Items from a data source

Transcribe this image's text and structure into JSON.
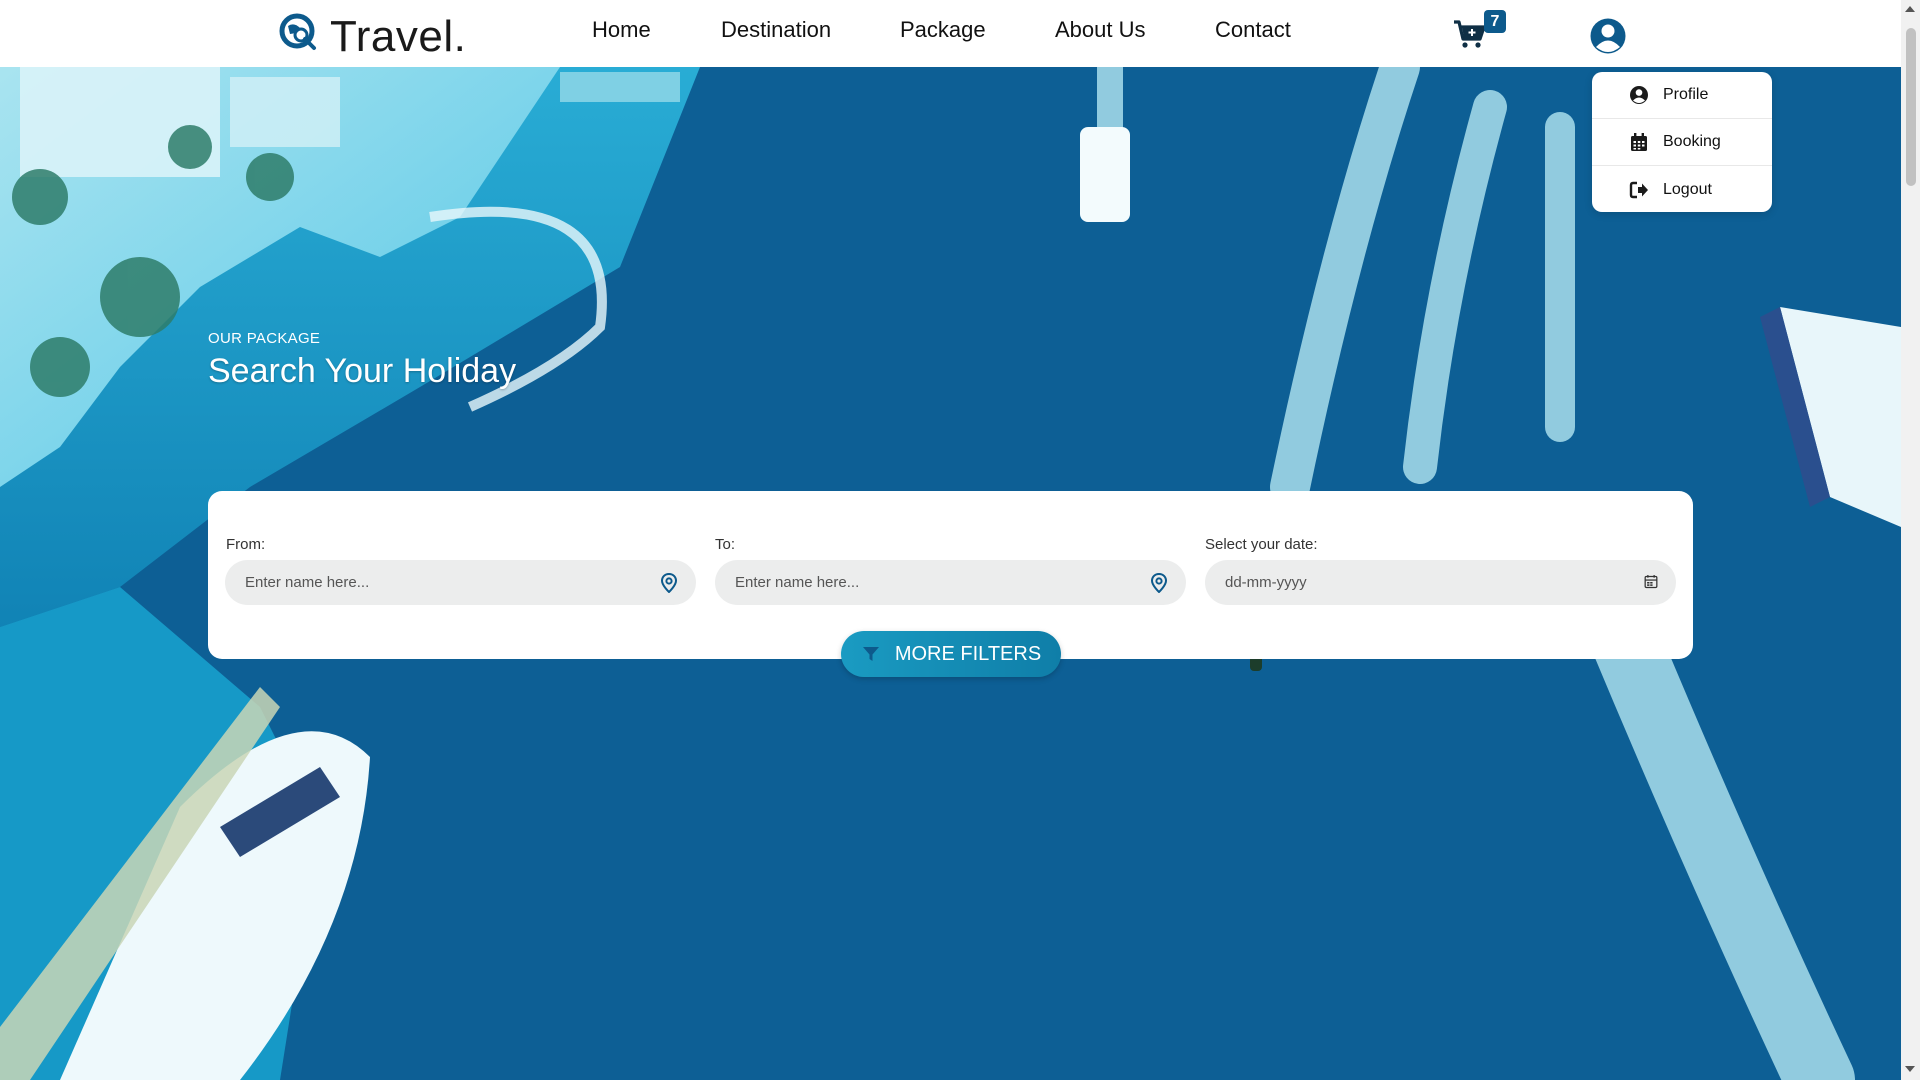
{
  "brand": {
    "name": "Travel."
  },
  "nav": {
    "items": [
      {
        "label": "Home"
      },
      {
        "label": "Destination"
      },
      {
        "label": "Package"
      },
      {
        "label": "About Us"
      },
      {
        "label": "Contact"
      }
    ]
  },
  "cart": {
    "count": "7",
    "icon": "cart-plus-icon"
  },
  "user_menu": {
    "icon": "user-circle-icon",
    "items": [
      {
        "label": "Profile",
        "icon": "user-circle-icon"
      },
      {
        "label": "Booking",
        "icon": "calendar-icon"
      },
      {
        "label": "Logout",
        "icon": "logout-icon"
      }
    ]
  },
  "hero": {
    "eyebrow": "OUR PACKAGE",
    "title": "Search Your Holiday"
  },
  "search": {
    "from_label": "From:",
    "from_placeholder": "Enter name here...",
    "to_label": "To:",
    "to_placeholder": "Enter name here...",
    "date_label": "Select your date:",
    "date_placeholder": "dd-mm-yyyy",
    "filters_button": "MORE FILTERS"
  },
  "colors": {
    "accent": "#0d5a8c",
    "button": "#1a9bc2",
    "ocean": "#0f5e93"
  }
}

* * *

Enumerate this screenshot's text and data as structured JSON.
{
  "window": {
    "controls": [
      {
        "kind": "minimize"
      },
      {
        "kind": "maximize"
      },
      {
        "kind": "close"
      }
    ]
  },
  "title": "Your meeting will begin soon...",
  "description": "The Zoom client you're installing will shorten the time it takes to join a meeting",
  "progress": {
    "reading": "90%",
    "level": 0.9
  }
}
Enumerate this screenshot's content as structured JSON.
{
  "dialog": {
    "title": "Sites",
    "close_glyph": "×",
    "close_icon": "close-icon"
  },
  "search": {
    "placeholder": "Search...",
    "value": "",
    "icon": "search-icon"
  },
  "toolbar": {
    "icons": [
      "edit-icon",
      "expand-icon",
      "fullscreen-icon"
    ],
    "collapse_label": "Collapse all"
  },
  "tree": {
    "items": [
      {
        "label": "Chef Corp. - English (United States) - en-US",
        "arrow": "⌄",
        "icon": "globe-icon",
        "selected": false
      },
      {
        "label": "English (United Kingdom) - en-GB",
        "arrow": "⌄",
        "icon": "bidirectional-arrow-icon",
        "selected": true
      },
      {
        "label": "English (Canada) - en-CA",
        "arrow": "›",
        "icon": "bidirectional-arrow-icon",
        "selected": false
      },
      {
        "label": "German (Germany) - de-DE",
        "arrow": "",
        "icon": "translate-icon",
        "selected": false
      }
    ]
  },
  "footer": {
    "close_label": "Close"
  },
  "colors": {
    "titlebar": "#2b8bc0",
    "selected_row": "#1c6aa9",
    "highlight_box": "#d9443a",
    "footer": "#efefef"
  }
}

*TASK OBJECTIVE*
Pick out each line in the material containing "Enter".

*OUTPUT OF THE TASK*
    "from_placeholder": "Enter name here...",
    "to_placeholder": "Enter name here...",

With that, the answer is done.